→ What is expected:
Search the listing below for "Since". Copy each matching line.

→ Extracted information:
──────────

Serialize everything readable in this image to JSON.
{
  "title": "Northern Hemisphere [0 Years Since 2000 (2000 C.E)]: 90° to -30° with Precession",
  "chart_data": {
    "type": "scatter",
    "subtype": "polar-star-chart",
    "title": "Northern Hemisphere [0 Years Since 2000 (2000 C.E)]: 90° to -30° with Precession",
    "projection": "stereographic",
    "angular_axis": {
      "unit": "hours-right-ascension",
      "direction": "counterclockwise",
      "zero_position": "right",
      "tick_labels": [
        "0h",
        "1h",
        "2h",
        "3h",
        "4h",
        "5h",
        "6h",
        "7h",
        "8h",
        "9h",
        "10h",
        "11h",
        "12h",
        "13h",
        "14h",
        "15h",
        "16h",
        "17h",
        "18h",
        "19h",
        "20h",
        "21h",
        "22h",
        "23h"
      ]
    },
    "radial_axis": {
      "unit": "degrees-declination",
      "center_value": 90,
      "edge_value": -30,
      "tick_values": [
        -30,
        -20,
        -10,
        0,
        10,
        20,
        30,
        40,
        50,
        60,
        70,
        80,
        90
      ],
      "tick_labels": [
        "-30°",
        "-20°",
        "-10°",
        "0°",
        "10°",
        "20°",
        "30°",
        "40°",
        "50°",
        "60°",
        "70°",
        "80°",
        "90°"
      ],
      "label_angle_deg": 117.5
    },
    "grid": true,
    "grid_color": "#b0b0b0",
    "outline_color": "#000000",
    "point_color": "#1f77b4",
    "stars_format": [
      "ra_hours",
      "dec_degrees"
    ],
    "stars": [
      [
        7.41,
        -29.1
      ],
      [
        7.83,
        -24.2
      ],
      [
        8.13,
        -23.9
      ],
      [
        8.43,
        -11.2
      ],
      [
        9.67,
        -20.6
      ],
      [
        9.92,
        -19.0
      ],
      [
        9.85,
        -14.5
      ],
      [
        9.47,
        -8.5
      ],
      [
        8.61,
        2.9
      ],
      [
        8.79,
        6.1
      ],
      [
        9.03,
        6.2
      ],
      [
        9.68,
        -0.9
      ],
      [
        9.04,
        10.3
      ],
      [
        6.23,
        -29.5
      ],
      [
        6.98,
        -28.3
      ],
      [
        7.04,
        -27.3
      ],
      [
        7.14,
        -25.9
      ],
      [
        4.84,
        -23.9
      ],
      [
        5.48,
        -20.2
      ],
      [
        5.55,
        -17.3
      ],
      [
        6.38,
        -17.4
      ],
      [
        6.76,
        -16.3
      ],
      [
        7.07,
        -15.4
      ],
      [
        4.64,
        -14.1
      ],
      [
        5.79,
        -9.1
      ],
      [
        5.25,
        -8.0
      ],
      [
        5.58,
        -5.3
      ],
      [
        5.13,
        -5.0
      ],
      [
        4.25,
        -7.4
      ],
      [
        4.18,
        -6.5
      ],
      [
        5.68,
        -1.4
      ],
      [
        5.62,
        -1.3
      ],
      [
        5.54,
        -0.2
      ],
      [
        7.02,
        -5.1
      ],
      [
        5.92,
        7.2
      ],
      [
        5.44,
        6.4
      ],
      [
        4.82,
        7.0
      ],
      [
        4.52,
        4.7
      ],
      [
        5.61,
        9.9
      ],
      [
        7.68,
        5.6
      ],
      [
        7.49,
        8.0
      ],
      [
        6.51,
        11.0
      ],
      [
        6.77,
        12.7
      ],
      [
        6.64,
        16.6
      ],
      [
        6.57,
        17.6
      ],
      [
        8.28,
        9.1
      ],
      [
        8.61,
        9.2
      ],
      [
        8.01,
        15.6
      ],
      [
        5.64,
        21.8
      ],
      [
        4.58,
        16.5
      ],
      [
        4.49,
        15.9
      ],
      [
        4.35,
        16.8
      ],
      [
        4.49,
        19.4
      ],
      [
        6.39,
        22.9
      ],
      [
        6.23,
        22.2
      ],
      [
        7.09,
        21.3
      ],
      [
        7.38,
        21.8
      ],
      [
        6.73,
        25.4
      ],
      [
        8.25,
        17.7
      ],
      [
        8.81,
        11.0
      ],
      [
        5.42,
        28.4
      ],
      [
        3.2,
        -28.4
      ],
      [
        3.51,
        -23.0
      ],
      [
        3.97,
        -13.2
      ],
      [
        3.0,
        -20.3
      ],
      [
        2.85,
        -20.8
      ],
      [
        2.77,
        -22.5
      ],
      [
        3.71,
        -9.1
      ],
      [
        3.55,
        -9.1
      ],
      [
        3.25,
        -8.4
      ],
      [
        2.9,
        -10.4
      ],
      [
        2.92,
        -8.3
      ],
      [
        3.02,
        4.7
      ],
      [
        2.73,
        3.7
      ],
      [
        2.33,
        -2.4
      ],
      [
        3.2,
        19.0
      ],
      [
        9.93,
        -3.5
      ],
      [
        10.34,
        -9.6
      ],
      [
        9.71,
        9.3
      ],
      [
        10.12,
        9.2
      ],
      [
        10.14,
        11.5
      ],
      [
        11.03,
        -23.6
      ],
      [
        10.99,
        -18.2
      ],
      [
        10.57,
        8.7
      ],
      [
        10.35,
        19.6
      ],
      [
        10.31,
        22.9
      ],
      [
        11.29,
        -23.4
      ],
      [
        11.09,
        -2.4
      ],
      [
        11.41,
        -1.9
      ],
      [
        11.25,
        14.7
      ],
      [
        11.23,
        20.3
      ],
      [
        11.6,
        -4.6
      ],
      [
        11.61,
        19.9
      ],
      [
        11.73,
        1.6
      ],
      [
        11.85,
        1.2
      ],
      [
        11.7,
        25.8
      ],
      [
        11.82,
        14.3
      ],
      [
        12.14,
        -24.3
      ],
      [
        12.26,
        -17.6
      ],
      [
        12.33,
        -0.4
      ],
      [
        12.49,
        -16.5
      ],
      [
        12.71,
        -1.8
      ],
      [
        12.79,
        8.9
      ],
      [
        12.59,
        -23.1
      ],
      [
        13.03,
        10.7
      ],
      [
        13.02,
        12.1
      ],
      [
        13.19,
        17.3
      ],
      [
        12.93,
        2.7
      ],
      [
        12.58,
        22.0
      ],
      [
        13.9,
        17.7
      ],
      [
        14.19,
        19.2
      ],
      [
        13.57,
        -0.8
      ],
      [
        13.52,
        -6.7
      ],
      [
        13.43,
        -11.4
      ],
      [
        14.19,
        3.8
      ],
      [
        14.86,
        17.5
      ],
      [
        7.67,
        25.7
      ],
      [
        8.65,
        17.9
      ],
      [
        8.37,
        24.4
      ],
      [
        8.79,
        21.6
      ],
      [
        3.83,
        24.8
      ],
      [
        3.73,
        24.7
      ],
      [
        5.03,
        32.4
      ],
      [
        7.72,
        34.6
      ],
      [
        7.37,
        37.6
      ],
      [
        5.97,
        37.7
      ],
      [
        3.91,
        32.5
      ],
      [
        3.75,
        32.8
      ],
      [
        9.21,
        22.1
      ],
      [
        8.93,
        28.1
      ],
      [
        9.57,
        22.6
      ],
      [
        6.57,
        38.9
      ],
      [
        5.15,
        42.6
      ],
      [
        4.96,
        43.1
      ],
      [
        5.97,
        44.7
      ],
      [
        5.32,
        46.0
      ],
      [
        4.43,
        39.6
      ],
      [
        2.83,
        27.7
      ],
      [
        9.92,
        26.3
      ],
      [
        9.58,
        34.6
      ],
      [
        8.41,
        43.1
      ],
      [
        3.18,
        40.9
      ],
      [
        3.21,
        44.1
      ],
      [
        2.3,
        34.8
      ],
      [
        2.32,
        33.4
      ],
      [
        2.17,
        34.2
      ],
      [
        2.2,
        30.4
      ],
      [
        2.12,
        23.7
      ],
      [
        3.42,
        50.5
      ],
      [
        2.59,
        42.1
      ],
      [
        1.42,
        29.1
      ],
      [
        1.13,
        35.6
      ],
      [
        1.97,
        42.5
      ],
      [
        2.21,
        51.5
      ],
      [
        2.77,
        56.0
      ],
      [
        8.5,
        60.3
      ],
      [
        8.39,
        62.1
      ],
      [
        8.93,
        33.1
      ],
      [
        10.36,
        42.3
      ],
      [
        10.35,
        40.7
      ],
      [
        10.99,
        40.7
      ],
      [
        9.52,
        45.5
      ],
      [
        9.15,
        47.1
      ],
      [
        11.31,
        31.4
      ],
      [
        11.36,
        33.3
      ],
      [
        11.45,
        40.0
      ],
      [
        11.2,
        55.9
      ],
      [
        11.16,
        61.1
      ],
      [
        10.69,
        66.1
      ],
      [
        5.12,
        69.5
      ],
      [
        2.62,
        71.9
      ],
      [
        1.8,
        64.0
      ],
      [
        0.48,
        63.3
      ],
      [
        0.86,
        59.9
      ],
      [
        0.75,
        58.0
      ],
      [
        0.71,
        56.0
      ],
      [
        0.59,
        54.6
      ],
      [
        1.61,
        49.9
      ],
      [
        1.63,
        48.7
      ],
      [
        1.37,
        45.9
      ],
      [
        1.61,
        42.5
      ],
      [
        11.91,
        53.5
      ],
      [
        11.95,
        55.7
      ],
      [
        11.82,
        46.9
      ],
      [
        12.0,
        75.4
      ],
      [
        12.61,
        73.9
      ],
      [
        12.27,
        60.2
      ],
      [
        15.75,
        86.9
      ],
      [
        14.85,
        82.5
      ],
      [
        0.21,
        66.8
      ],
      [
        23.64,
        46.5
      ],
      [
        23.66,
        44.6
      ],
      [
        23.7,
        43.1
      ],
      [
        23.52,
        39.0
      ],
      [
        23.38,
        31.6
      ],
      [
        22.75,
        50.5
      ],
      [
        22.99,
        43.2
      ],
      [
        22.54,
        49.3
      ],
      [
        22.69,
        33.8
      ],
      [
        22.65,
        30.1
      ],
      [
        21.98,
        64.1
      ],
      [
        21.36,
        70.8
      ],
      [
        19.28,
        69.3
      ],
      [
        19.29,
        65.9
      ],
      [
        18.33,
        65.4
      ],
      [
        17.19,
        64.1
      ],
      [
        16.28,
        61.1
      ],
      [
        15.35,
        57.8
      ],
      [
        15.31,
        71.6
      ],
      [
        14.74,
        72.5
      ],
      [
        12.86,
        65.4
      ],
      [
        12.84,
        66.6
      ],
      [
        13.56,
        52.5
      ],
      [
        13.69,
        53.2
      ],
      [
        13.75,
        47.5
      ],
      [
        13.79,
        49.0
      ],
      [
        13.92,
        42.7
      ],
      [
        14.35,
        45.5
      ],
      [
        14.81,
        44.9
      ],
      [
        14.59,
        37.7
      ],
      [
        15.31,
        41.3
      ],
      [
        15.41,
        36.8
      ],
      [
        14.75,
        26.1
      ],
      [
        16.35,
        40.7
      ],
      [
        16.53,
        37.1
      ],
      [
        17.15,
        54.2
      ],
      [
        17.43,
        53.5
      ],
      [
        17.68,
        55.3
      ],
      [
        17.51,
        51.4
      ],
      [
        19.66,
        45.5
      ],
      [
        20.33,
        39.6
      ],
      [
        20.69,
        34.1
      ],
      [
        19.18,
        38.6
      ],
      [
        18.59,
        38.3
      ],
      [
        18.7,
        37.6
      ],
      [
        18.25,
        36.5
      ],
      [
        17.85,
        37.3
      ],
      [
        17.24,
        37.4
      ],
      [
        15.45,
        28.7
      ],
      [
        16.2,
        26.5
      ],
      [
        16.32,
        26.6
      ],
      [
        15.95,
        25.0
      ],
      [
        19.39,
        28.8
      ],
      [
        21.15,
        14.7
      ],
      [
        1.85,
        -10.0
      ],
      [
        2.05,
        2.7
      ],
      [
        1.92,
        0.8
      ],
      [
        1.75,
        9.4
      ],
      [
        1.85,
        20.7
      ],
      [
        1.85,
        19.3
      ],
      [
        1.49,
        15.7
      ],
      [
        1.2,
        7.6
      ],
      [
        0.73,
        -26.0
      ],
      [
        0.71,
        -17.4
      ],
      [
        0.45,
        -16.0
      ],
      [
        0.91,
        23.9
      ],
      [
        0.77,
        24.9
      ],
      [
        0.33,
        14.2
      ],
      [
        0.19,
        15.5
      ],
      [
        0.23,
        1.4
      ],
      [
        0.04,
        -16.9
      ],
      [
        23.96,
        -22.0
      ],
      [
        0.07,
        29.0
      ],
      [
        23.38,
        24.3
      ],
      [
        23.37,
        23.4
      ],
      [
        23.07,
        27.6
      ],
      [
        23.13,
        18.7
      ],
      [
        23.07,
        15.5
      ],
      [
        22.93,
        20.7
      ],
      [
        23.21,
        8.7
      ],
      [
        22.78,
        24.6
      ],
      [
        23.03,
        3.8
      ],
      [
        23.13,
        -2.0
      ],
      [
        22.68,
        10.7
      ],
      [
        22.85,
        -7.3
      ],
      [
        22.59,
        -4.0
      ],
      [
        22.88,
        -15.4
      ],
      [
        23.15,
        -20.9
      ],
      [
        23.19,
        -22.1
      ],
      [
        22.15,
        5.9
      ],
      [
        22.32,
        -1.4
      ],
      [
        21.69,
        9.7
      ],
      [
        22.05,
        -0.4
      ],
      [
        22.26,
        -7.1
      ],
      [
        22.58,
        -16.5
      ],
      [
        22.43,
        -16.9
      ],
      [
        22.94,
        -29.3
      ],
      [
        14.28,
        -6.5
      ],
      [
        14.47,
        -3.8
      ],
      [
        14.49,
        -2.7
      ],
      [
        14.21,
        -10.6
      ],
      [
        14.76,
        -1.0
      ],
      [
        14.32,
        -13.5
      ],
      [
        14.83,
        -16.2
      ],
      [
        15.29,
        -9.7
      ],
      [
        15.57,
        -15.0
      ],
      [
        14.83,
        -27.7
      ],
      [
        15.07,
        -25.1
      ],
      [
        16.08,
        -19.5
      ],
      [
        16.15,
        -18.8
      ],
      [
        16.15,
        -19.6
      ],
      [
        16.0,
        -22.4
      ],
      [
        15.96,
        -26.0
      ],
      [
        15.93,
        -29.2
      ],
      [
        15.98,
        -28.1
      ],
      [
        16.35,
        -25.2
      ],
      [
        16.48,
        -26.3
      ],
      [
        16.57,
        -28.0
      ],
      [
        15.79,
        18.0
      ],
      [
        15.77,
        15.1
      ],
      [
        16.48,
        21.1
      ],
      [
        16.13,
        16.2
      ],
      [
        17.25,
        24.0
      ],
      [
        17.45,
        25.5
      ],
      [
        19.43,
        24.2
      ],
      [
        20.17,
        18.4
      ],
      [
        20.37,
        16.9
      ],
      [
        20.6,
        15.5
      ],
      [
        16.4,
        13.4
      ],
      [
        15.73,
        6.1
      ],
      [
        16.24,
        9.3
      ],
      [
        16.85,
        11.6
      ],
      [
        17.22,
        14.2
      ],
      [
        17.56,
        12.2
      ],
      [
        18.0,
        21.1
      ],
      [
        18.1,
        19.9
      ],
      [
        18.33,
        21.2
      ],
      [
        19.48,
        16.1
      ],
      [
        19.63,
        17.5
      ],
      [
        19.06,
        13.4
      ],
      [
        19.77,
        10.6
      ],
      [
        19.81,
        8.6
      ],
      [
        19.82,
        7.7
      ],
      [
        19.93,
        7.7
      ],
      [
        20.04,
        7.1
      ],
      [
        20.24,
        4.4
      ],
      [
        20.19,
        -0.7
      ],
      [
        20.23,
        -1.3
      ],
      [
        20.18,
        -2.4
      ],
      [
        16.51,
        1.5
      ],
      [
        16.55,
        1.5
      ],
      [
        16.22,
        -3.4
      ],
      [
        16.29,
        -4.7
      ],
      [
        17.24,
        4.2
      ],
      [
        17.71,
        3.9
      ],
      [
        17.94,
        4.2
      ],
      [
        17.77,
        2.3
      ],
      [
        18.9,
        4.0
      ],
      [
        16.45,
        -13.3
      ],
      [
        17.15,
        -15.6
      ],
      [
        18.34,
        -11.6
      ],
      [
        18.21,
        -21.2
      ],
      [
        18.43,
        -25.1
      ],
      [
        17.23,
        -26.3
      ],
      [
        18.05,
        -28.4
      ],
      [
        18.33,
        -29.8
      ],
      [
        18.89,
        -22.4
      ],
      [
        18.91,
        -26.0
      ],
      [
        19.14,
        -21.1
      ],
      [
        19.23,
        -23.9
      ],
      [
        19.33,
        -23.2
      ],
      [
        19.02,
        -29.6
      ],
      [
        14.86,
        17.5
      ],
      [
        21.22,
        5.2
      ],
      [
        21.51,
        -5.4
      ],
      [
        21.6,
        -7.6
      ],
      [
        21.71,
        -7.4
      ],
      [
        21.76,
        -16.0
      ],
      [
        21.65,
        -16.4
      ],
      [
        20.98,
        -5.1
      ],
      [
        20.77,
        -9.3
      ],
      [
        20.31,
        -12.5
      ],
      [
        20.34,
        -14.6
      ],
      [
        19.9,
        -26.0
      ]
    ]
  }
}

──────────

→ Answer to the problem:
  "title": "Northern Hemisphere [0 Years Since 2000 (2000 C.E)]: 90° to -30° with Precession",
    "title": "Northern Hemisphere [0 Years Since 2000 (2000 C.E)]: 90° to -30° with Precession",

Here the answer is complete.